(Aim of the task): Leave out the pictures and repeat everything else in the records exactly.

--- Start Data rows ---

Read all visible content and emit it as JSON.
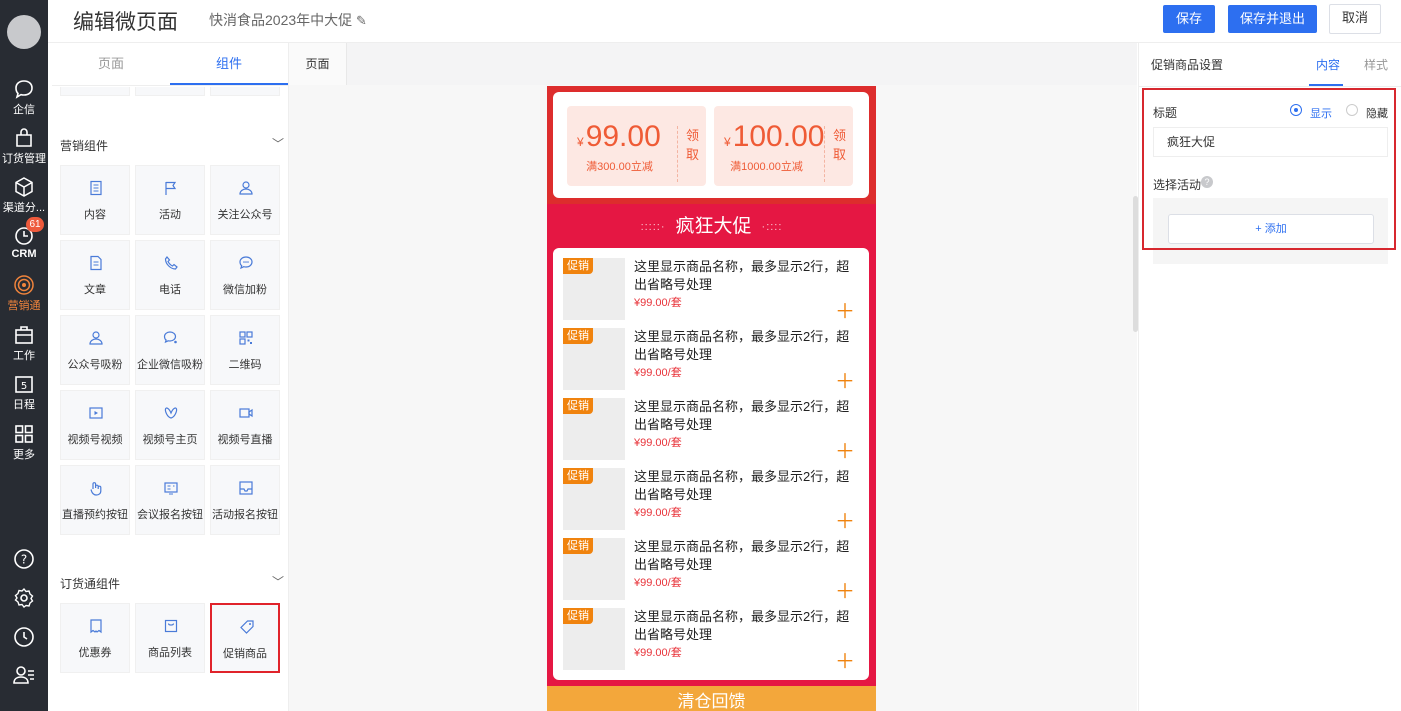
{
  "header": {
    "title": "编辑微页面",
    "subtitle": "快消食品2023年中大促",
    "save": "保存",
    "save_exit": "保存并退出",
    "cancel": "取消"
  },
  "sidebar": {
    "items": [
      {
        "label": "企信",
        "icon": "chat-bubble-icon"
      },
      {
        "label": "订货管理",
        "icon": "shopping-bag-icon"
      },
      {
        "label": "渠道分...",
        "icon": "cube-icon"
      },
      {
        "label": "CRM",
        "icon": "clock-icon",
        "badge": "61"
      },
      {
        "label": "营销通",
        "icon": "broadcast-icon",
        "active": true
      },
      {
        "label": "工作",
        "icon": "briefcase-icon"
      },
      {
        "label": "日程",
        "icon": "calendar-icon",
        "day": "5"
      },
      {
        "label": "更多",
        "icon": "grid-icon"
      }
    ],
    "bottom_icons": [
      "help-icon",
      "settings-icon",
      "history-icon",
      "contacts-icon"
    ]
  },
  "left_panel": {
    "tabs": [
      "页面",
      "组件"
    ],
    "active_tab": "组件",
    "marketing_section": "营销组件",
    "marketing_components": [
      {
        "label": "内容",
        "icon": "content-icon"
      },
      {
        "label": "活动",
        "icon": "flag-icon"
      },
      {
        "label": "关注公众号",
        "icon": "user-follow-icon"
      },
      {
        "label": "文章",
        "icon": "article-icon"
      },
      {
        "label": "电话",
        "icon": "phone-icon"
      },
      {
        "label": "微信加粉",
        "icon": "wechat-icon"
      },
      {
        "label": "公众号吸粉",
        "icon": "user-icon"
      },
      {
        "label": "企业微信吸粉",
        "icon": "enterprise-wechat-icon"
      },
      {
        "label": "二维码",
        "icon": "qrcode-icon"
      },
      {
        "label": "视频号视频",
        "icon": "video-icon"
      },
      {
        "label": "视频号主页",
        "icon": "butterfly-icon"
      },
      {
        "label": "视频号直播",
        "icon": "live-icon"
      },
      {
        "label": "直播预约按钮",
        "icon": "live-reserve-icon"
      },
      {
        "label": "会议报名按钮",
        "icon": "meeting-icon"
      },
      {
        "label": "活动报名按钮",
        "icon": "signup-icon"
      }
    ],
    "order_section": "订货通组件",
    "order_components": [
      {
        "label": "优惠券",
        "icon": "coupon-icon"
      },
      {
        "label": "商品列表",
        "icon": "product-list-icon"
      },
      {
        "label": "促销商品",
        "icon": "tag-icon",
        "selected": true
      }
    ]
  },
  "center": {
    "tab": "页面",
    "coupons": [
      {
        "value": "99.00",
        "currency": "¥",
        "condition": "满300.00立减",
        "claim": "领取"
      },
      {
        "value": "100.00",
        "currency": "¥",
        "condition": "满1000.00立减",
        "claim": "领取"
      }
    ],
    "promo_title": "疯狂大促",
    "products": [
      {
        "tag": "促销",
        "name": "这里显示商品名称，最多显示2行，超出省略号处理",
        "price": "¥99.00/套"
      },
      {
        "tag": "促销",
        "name": "这里显示商品名称，最多显示2行，超出省略号处理",
        "price": "¥99.00/套"
      },
      {
        "tag": "促销",
        "name": "这里显示商品名称，最多显示2行，超出省略号处理",
        "price": "¥99.00/套"
      },
      {
        "tag": "促销",
        "name": "这里显示商品名称，最多显示2行，超出省略号处理",
        "price": "¥99.00/套"
      },
      {
        "tag": "促销",
        "name": "这里显示商品名称，最多显示2行，超出省略号处理",
        "price": "¥99.00/套"
      },
      {
        "tag": "促销",
        "name": "这里显示商品名称，最多显示2行，超出省略号处理",
        "price": "¥99.00/套"
      }
    ],
    "next_title": "清仓回馈"
  },
  "right_panel": {
    "title": "促销商品设置",
    "tabs": [
      "内容",
      "样式"
    ],
    "active_tab": "内容",
    "title_label": "标题",
    "show": "显示",
    "hide": "隐藏",
    "title_value": "疯狂大促",
    "activity_label": "选择活动",
    "add_button": "+ 添加"
  },
  "colors": {
    "primary": "#2d6ff0",
    "promo_red": "#e51743",
    "accent_orange": "#f0830e",
    "highlight": "#e0232b"
  }
}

--- End Data rows ---

(Finished task):
Read all visible content and emit it as JSON.
{
  "header": {
    "title": "编辑微页面",
    "subtitle": "快消食品2023年中大促",
    "save": "保存",
    "save_exit": "保存并退出",
    "cancel": "取消"
  },
  "sidebar": {
    "items": [
      {
        "label": "企信",
        "icon": "chat-bubble-icon"
      },
      {
        "label": "订货管理",
        "icon": "shopping-bag-icon"
      },
      {
        "label": "渠道分...",
        "icon": "cube-icon"
      },
      {
        "label": "CRM",
        "icon": "clock-icon",
        "badge": "61"
      },
      {
        "label": "营销通",
        "icon": "broadcast-icon",
        "active": true
      },
      {
        "label": "工作",
        "icon": "briefcase-icon"
      },
      {
        "label": "日程",
        "icon": "calendar-icon",
        "day": "5"
      },
      {
        "label": "更多",
        "icon": "grid-icon"
      }
    ],
    "bottom_icons": [
      "help-icon",
      "settings-icon",
      "history-icon",
      "contacts-icon"
    ]
  },
  "left_panel": {
    "tabs": [
      "页面",
      "组件"
    ],
    "active_tab": "组件",
    "marketing_section": "营销组件",
    "marketing_components": [
      {
        "label": "内容",
        "icon": "content-icon"
      },
      {
        "label": "活动",
        "icon": "flag-icon"
      },
      {
        "label": "关注公众号",
        "icon": "user-follow-icon"
      },
      {
        "label": "文章",
        "icon": "article-icon"
      },
      {
        "label": "电话",
        "icon": "phone-icon"
      },
      {
        "label": "微信加粉",
        "icon": "wechat-icon"
      },
      {
        "label": "公众号吸粉",
        "icon": "user-icon"
      },
      {
        "label": "企业微信吸粉",
        "icon": "enterprise-wechat-icon"
      },
      {
        "label": "二维码",
        "icon": "qrcode-icon"
      },
      {
        "label": "视频号视频",
        "icon": "video-icon"
      },
      {
        "label": "视频号主页",
        "icon": "butterfly-icon"
      },
      {
        "label": "视频号直播",
        "icon": "live-icon"
      },
      {
        "label": "直播预约按钮",
        "icon": "live-reserve-icon"
      },
      {
        "label": "会议报名按钮",
        "icon": "meeting-icon"
      },
      {
        "label": "活动报名按钮",
        "icon": "signup-icon"
      }
    ],
    "order_section": "订货通组件",
    "order_components": [
      {
        "label": "优惠券",
        "icon": "coupon-icon"
      },
      {
        "label": "商品列表",
        "icon": "product-list-icon"
      },
      {
        "label": "促销商品",
        "icon": "tag-icon",
        "selected": true
      }
    ]
  },
  "center": {
    "tab": "页面",
    "coupons": [
      {
        "value": "99.00",
        "currency": "¥",
        "condition": "满300.00立减",
        "claim": "领取"
      },
      {
        "value": "100.00",
        "currency": "¥",
        "condition": "满1000.00立减",
        "claim": "领取"
      }
    ],
    "promo_title": "疯狂大促",
    "products": [
      {
        "tag": "促销",
        "name": "这里显示商品名称，最多显示2行，超出省略号处理",
        "price": "¥99.00/套"
      },
      {
        "tag": "促销",
        "name": "这里显示商品名称，最多显示2行，超出省略号处理",
        "price": "¥99.00/套"
      },
      {
        "tag": "促销",
        "name": "这里显示商品名称，最多显示2行，超出省略号处理",
        "price": "¥99.00/套"
      },
      {
        "tag": "促销",
        "name": "这里显示商品名称，最多显示2行，超出省略号处理",
        "price": "¥99.00/套"
      },
      {
        "tag": "促销",
        "name": "这里显示商品名称，最多显示2行，超出省略号处理",
        "price": "¥99.00/套"
      },
      {
        "tag": "促销",
        "name": "这里显示商品名称，最多显示2行，超出省略号处理",
        "price": "¥99.00/套"
      }
    ],
    "next_title": "清仓回馈"
  },
  "right_panel": {
    "title": "促销商品设置",
    "tabs": [
      "内容",
      "样式"
    ],
    "active_tab": "内容",
    "title_label": "标题",
    "show": "显示",
    "hide": "隐藏",
    "title_value": "疯狂大促",
    "activity_label": "选择活动",
    "add_button": "+ 添加"
  },
  "colors": {
    "primary": "#2d6ff0",
    "promo_red": "#e51743",
    "accent_orange": "#f0830e",
    "highlight": "#e0232b"
  }
}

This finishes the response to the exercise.